**Task details:**
Go through the entries one line at a time, and gather every line that has the word "color".

**Task inputs:**

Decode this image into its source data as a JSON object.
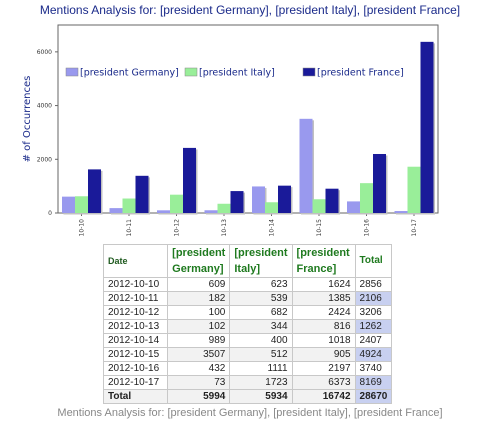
{
  "chart_data": {
    "type": "bar",
    "title": "Mentions Analysis for: [president Germany], [president Italy], [president France]",
    "ylabel": "# of Occurrences",
    "ylim": [
      0,
      7000
    ],
    "yticks": [
      0,
      2000,
      4000,
      6000
    ],
    "categories": [
      "10-10",
      "10-11",
      "10-12",
      "10-13",
      "10-14",
      "10-15",
      "10-16",
      "10-17"
    ],
    "series": [
      {
        "name": "[president Germany]",
        "color": "#9999ee",
        "values": [
          609,
          182,
          100,
          102,
          989,
          3507,
          432,
          73
        ]
      },
      {
        "name": "[president Italy]",
        "color": "#99ee99",
        "values": [
          623,
          539,
          682,
          344,
          400,
          512,
          1111,
          1723
        ]
      },
      {
        "name": "[president France]",
        "color": "#1a1a99",
        "values": [
          1624,
          1385,
          2424,
          816,
          1018,
          905,
          2197,
          6373
        ]
      }
    ],
    "legend_placement": "top"
  },
  "table": {
    "headers": {
      "date": "Date",
      "germany": "[president Germany]",
      "italy": "[president Italy]",
      "france": "[president France]",
      "total": "Total"
    },
    "rows": [
      {
        "date": "2012-10-10",
        "germany": "609",
        "italy": "623",
        "france": "1624",
        "total": "2856"
      },
      {
        "date": "2012-10-11",
        "germany": "182",
        "italy": "539",
        "france": "1385",
        "total": "2106"
      },
      {
        "date": "2012-10-12",
        "germany": "100",
        "italy": "682",
        "france": "2424",
        "total": "3206"
      },
      {
        "date": "2012-10-13",
        "germany": "102",
        "italy": "344",
        "france": "816",
        "total": "1262"
      },
      {
        "date": "2012-10-14",
        "germany": "989",
        "italy": "400",
        "france": "1018",
        "total": "2407"
      },
      {
        "date": "2012-10-15",
        "germany": "3507",
        "italy": "512",
        "france": "905",
        "total": "4924"
      },
      {
        "date": "2012-10-16",
        "germany": "432",
        "italy": "1111",
        "france": "2197",
        "total": "3740"
      },
      {
        "date": "2012-10-17",
        "germany": "73",
        "italy": "1723",
        "france": "6373",
        "total": "8169"
      }
    ],
    "totals": {
      "label": "Total",
      "germany": "5994",
      "italy": "5934",
      "france": "16742",
      "total": "28670"
    }
  },
  "caption": "Mentions Analysis for: [president Germany], [president Italy], [president France]"
}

**Written solution:**
        "color": "#9999ee",
        "color": "#99ee99",
        "color": "#1a1a99",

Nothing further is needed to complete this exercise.